Identify the lines bearing the string "heat" and gather them.

(Excerpts from a figure dataset)
════
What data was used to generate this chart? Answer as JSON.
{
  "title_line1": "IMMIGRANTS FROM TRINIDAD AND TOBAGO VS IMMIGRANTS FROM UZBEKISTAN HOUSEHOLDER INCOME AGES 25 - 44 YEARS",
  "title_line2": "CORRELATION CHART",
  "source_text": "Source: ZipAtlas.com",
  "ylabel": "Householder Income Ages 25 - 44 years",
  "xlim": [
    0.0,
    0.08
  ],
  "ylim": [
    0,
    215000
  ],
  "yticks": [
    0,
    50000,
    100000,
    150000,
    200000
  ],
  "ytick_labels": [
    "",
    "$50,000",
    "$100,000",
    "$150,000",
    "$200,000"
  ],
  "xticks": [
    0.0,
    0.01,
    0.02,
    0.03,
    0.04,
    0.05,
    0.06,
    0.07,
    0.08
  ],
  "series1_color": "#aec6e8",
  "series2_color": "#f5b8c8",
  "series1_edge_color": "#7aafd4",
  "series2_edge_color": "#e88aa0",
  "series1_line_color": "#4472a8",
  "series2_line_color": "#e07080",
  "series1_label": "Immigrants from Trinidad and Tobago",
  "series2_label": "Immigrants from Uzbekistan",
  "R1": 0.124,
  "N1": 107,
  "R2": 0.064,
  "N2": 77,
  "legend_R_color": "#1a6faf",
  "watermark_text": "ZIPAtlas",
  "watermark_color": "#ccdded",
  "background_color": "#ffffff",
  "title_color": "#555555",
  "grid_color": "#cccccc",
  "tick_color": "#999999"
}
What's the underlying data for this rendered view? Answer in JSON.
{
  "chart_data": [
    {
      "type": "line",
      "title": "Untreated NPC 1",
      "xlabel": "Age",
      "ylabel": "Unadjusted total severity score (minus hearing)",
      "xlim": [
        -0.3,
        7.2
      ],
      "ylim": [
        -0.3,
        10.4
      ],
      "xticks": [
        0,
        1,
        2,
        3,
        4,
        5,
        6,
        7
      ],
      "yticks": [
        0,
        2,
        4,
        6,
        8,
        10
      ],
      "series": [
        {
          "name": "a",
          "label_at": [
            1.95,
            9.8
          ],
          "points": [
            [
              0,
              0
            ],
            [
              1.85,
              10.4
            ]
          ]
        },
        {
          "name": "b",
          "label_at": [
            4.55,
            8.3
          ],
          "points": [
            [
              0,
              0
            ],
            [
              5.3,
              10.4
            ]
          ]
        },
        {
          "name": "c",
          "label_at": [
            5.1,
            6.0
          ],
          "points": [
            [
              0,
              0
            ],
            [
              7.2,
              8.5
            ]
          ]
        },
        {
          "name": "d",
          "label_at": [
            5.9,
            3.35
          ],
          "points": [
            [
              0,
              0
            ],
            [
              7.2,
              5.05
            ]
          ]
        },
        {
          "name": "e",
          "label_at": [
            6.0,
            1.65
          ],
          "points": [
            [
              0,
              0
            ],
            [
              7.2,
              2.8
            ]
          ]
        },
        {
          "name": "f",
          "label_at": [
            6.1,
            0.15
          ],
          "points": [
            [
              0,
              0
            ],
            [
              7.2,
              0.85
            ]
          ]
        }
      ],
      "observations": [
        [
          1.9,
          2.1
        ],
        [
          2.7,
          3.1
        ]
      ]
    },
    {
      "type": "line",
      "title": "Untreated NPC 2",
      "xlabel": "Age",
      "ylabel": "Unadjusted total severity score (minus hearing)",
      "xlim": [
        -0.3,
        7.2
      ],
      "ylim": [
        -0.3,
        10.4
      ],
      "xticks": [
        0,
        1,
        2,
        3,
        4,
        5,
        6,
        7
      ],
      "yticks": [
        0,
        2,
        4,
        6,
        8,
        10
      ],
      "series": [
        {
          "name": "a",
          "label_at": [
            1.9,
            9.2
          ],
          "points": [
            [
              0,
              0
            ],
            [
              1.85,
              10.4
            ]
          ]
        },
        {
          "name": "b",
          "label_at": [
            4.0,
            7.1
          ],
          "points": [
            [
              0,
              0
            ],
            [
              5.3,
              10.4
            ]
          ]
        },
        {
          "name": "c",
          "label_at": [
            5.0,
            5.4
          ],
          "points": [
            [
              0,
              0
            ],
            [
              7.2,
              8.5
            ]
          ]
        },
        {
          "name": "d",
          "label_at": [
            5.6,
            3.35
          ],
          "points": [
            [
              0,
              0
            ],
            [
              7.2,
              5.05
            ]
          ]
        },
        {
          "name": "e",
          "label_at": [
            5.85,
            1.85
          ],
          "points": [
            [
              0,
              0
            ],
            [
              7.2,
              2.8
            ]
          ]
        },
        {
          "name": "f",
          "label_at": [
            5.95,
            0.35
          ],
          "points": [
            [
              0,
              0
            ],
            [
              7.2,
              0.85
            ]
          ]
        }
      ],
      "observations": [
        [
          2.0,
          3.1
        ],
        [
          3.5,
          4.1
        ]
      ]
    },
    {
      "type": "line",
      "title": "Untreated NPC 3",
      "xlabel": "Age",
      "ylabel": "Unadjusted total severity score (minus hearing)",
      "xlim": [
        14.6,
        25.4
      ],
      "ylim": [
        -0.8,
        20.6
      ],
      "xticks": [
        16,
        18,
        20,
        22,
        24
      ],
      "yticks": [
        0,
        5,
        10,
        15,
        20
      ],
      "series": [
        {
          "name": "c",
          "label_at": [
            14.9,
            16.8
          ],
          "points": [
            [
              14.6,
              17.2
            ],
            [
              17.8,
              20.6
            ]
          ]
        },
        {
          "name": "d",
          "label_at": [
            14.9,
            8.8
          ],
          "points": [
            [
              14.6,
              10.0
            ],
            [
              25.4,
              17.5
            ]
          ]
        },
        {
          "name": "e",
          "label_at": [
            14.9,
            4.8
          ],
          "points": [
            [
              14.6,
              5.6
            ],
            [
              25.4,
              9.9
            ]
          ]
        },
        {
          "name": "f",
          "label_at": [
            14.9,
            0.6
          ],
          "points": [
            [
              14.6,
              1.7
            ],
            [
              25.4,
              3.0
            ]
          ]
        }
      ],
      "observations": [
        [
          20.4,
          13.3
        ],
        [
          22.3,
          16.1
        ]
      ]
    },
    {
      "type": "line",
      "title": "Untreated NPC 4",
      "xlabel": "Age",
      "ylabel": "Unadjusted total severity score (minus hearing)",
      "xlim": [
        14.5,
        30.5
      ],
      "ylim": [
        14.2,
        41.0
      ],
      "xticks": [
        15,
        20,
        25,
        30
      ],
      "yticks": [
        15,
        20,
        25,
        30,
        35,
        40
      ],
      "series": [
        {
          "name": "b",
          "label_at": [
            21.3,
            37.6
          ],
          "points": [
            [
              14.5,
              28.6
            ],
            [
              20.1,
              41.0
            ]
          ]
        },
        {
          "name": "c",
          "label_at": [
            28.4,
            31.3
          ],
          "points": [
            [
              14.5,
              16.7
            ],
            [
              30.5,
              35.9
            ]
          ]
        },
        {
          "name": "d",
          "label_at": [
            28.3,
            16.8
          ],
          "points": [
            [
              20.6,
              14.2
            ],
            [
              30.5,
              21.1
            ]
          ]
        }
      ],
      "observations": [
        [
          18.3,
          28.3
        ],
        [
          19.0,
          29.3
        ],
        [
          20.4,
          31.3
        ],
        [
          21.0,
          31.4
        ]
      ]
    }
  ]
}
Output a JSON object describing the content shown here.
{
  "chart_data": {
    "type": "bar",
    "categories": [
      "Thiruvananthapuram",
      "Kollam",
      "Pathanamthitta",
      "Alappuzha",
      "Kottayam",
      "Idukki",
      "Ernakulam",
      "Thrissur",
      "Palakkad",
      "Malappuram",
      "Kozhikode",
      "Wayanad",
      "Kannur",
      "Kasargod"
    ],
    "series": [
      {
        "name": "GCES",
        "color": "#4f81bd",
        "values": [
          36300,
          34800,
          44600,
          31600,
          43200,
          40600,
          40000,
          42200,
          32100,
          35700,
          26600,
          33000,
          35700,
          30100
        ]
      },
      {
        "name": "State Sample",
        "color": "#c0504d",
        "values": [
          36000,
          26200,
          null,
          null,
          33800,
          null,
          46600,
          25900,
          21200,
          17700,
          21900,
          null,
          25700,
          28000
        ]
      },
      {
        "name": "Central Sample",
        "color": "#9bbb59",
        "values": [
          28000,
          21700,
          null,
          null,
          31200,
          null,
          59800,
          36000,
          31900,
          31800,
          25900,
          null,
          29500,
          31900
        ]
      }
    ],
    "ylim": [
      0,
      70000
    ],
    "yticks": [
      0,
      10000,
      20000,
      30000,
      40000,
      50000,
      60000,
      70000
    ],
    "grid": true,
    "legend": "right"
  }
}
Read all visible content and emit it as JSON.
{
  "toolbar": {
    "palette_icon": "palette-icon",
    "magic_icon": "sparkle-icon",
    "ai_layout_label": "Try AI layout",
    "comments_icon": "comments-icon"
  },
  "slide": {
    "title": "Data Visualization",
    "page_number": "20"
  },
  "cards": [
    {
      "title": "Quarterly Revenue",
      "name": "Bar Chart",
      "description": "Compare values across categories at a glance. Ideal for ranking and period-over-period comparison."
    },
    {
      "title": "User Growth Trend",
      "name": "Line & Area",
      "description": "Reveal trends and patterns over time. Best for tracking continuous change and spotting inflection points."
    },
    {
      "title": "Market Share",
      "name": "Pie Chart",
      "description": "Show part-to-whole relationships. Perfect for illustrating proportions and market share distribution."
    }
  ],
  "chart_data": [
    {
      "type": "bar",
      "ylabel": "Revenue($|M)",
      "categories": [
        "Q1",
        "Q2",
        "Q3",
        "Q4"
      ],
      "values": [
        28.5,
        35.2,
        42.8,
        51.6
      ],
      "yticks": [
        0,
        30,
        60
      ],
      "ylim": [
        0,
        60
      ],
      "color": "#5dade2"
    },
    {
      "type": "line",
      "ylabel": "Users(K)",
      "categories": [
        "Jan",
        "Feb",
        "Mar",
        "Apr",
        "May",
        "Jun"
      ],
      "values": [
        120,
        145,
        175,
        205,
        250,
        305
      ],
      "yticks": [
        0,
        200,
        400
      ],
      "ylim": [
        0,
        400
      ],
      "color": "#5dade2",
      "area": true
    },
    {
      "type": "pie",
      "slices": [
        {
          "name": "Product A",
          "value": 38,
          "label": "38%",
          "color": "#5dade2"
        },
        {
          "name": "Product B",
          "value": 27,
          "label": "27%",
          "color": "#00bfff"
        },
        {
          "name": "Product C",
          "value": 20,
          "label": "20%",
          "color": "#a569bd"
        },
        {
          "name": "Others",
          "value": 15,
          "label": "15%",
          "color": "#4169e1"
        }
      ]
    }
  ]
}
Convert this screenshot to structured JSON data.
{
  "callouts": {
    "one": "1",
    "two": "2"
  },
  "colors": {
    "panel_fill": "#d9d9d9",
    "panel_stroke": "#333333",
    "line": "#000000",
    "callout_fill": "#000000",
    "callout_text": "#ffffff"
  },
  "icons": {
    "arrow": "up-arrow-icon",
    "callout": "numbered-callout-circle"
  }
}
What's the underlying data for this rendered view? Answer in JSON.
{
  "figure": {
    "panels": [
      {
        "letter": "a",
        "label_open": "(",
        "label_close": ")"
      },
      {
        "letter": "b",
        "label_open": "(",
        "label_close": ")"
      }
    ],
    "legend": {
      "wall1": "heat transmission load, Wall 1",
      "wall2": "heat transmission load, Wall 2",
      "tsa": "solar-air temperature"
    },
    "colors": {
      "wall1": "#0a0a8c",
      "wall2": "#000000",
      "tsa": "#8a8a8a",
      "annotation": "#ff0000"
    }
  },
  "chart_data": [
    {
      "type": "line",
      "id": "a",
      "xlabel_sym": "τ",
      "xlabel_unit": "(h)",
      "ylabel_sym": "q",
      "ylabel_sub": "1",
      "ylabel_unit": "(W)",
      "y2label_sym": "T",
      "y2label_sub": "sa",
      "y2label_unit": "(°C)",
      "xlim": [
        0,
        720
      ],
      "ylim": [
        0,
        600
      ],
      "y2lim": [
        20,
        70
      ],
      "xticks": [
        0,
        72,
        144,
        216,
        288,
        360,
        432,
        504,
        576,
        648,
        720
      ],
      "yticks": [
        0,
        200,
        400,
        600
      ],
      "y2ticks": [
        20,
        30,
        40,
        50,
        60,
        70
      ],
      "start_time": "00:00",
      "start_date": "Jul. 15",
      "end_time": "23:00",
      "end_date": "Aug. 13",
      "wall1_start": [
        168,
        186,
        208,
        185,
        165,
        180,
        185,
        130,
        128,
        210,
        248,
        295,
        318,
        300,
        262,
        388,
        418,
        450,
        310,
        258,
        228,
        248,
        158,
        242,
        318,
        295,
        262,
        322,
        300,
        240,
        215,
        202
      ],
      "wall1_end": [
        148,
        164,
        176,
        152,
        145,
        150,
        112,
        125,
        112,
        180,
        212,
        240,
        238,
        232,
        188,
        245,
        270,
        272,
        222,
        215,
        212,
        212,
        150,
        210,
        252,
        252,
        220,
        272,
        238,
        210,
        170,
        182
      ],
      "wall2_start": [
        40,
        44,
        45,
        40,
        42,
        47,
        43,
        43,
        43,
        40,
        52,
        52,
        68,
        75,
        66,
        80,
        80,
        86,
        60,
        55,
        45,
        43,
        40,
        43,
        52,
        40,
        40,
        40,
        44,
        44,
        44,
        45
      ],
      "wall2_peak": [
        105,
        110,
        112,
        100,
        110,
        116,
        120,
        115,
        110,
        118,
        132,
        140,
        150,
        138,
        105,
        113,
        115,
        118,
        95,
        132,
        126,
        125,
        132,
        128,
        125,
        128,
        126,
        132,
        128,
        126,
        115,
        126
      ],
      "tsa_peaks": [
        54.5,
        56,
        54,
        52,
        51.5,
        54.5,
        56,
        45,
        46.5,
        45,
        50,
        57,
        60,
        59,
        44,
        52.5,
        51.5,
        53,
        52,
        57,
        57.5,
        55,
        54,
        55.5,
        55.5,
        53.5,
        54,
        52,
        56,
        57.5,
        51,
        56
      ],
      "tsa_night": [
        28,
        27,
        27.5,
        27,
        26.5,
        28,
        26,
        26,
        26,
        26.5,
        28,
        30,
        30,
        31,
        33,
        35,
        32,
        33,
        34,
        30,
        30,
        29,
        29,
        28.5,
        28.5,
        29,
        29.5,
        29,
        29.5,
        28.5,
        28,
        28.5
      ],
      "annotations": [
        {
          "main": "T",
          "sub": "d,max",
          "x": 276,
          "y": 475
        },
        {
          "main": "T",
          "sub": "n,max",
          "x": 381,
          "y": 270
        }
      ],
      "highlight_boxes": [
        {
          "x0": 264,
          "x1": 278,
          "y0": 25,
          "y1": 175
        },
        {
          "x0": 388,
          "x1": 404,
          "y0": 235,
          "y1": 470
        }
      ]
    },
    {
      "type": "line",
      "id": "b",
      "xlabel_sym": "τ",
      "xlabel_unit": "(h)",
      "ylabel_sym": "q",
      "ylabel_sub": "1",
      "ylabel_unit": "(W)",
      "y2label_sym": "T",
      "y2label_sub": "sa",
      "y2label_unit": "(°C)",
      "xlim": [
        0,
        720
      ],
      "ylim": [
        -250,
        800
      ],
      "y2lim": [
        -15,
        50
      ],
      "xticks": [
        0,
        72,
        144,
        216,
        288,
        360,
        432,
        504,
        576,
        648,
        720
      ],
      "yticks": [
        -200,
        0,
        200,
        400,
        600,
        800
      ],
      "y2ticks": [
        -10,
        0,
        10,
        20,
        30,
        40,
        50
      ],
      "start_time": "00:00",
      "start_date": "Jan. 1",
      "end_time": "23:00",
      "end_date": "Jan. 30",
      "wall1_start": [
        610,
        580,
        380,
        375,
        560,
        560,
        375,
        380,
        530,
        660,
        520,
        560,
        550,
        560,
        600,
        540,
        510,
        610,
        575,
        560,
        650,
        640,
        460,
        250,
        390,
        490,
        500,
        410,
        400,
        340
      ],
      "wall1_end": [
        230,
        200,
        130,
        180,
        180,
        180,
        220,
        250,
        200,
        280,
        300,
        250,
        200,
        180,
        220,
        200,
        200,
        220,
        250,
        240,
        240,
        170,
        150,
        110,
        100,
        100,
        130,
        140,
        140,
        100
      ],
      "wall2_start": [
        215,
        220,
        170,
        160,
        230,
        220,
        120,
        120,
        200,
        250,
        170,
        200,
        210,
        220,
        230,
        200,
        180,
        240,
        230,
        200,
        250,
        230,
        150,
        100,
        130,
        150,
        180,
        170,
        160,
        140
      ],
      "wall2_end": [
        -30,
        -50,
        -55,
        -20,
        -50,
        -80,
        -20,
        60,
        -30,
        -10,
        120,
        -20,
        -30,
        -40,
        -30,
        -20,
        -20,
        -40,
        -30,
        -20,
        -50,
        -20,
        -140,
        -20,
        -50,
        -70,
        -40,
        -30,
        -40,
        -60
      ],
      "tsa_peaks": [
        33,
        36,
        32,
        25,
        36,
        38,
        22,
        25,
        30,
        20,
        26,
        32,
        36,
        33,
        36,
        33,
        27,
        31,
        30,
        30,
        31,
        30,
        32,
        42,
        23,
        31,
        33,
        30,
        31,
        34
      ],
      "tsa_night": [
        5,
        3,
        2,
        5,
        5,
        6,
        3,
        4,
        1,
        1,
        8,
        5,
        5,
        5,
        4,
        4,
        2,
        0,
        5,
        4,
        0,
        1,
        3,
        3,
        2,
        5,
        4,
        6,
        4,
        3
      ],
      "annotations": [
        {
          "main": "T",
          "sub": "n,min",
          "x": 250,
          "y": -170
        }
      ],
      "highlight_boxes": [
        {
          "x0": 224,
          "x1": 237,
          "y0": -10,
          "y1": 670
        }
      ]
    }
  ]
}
════
- [Exercise answer]
      "wall1": "heat transmission load, Wall 1",
      "wall2": "heat transmission load, Wall 2",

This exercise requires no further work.